## start Data supplied
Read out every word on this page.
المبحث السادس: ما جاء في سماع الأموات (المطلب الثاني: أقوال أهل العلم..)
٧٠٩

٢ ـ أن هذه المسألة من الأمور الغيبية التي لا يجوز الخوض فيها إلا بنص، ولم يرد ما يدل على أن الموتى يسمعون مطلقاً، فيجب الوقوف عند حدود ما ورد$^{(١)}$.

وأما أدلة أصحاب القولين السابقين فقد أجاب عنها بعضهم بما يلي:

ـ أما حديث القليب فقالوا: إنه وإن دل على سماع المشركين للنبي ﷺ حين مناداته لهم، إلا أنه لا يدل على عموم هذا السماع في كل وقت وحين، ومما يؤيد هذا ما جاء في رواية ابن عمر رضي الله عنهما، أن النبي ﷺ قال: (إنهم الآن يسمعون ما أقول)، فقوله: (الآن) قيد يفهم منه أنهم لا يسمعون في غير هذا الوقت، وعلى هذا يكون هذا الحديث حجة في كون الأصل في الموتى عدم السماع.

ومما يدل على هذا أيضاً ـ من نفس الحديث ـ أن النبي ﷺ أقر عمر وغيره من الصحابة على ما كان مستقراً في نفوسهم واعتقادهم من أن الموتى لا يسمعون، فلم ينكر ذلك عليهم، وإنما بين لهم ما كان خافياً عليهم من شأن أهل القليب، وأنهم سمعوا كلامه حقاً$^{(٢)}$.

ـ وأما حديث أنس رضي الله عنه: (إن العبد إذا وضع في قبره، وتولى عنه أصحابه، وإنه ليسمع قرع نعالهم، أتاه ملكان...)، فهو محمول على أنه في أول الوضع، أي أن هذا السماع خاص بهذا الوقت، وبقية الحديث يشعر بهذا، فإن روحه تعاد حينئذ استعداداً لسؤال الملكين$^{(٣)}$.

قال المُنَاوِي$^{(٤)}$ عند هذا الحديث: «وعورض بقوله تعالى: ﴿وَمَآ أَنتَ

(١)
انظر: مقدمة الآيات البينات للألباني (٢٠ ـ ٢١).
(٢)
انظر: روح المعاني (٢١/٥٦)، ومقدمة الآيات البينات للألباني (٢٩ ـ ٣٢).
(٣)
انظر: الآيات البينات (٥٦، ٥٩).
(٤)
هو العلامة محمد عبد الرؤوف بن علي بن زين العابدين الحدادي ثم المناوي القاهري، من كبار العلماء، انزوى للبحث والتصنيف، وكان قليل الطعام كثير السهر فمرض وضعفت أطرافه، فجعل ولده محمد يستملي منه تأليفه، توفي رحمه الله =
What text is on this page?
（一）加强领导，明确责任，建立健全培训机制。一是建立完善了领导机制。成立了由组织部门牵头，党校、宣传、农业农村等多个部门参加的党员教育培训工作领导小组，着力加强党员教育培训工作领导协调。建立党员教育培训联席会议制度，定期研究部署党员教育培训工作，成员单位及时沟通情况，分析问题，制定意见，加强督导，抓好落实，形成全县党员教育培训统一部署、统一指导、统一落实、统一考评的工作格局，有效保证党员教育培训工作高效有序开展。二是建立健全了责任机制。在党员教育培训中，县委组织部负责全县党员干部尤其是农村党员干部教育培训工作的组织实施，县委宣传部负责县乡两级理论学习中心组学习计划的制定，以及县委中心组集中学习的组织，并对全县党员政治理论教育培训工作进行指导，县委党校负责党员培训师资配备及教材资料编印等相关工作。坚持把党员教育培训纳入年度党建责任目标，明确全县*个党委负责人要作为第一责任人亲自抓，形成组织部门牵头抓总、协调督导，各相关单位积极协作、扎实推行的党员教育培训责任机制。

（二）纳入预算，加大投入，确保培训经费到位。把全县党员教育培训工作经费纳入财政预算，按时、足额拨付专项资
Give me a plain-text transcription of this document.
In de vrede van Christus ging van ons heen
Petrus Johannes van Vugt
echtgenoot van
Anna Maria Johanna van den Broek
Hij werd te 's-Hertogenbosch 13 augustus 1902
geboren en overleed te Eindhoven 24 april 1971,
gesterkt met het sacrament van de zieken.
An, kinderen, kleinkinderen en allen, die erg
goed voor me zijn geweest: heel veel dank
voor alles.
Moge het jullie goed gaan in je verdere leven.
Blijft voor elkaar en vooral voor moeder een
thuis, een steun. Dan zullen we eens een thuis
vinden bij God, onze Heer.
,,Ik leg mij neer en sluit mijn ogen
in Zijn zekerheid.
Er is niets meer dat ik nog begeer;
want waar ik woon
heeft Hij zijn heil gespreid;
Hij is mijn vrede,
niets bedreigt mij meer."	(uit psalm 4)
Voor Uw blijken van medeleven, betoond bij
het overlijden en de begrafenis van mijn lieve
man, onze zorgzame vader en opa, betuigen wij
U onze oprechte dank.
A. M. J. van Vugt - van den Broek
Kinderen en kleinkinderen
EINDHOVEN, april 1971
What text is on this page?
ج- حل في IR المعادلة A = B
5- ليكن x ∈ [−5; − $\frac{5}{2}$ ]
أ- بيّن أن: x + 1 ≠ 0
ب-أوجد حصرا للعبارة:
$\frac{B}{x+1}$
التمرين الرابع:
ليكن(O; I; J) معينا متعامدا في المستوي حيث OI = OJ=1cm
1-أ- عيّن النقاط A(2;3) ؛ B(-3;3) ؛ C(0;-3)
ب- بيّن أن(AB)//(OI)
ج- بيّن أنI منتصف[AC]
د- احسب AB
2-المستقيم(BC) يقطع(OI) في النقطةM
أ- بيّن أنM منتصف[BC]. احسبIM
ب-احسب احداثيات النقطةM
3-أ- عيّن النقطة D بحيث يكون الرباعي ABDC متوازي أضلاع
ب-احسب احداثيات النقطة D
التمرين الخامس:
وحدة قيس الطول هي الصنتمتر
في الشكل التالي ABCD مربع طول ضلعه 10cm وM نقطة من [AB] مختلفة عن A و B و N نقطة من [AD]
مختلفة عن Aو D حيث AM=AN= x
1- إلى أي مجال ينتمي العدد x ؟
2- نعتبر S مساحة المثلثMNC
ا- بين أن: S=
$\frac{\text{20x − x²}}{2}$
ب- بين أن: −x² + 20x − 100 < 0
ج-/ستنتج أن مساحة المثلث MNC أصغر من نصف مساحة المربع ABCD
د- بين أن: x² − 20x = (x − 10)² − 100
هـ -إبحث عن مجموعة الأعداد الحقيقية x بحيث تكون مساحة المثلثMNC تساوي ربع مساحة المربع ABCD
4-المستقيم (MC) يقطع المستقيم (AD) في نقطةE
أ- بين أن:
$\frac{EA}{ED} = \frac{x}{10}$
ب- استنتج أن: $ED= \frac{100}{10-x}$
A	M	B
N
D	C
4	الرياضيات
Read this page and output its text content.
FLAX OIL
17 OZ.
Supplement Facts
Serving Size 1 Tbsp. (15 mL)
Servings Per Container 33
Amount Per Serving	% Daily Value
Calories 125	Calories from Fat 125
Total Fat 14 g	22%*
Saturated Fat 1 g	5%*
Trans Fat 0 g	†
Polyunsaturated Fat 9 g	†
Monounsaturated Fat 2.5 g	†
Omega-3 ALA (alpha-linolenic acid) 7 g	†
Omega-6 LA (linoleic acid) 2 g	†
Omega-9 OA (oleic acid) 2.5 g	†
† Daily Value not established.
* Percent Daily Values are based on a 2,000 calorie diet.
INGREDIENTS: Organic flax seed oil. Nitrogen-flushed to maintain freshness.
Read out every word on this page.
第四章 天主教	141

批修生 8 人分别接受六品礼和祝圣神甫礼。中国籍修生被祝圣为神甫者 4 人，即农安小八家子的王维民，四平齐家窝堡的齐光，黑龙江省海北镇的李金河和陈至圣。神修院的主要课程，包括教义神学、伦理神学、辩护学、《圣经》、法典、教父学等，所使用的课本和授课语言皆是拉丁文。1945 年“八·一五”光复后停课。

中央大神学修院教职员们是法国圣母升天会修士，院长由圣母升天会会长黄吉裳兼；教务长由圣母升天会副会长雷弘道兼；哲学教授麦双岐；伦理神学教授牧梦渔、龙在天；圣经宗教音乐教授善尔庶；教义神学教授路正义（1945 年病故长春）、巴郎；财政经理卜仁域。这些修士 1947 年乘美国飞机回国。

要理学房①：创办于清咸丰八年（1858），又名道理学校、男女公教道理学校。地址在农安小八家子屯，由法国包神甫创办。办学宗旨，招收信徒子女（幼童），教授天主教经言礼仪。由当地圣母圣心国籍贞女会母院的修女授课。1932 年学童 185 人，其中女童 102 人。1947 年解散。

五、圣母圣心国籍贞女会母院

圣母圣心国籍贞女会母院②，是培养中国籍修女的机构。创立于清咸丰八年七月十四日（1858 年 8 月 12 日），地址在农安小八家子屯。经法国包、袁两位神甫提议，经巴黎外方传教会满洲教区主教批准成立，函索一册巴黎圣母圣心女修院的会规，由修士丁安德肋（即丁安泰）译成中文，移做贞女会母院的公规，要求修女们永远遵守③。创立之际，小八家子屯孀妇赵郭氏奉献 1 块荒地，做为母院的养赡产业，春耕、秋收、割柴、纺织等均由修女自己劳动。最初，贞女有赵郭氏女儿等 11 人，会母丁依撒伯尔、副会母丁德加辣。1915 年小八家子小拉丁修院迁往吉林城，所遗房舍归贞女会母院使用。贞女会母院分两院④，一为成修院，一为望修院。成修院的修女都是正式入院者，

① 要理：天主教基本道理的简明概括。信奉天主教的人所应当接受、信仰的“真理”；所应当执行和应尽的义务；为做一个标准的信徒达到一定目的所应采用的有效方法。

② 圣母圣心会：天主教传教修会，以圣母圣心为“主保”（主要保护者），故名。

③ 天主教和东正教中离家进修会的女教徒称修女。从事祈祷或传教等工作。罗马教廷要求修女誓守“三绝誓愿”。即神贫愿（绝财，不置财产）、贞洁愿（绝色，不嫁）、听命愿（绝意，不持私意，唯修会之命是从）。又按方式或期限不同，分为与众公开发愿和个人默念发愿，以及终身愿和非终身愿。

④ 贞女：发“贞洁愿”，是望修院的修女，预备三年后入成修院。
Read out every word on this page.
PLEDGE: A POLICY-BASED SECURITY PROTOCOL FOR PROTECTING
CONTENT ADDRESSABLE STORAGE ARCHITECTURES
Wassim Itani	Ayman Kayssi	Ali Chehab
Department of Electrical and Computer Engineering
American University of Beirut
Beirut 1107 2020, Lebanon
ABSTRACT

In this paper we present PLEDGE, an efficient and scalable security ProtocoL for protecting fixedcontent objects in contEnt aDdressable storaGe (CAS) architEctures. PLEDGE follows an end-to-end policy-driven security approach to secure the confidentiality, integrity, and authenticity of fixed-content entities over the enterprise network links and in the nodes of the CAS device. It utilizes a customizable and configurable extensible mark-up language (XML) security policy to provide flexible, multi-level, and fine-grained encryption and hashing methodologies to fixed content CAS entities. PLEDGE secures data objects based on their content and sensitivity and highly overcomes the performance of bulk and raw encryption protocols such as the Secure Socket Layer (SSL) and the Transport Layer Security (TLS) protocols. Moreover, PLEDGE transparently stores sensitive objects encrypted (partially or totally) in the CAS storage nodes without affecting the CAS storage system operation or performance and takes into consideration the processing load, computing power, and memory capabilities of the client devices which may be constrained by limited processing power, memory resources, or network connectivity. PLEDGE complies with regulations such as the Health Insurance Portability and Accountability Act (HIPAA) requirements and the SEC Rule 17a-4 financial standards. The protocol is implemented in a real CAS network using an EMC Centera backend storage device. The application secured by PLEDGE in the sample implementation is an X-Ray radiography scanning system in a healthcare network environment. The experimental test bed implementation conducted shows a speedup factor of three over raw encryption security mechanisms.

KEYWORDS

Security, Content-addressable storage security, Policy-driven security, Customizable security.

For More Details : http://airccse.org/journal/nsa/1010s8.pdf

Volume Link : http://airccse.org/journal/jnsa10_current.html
## end Data supplied
> _Set task_: Search the listing for the word "kleinkinderen" and return each line that holds it.

> _Answer for this exercise_:
An, kinderen, kleinkinderen en allen, die erg
Kinderen en kleinkinderen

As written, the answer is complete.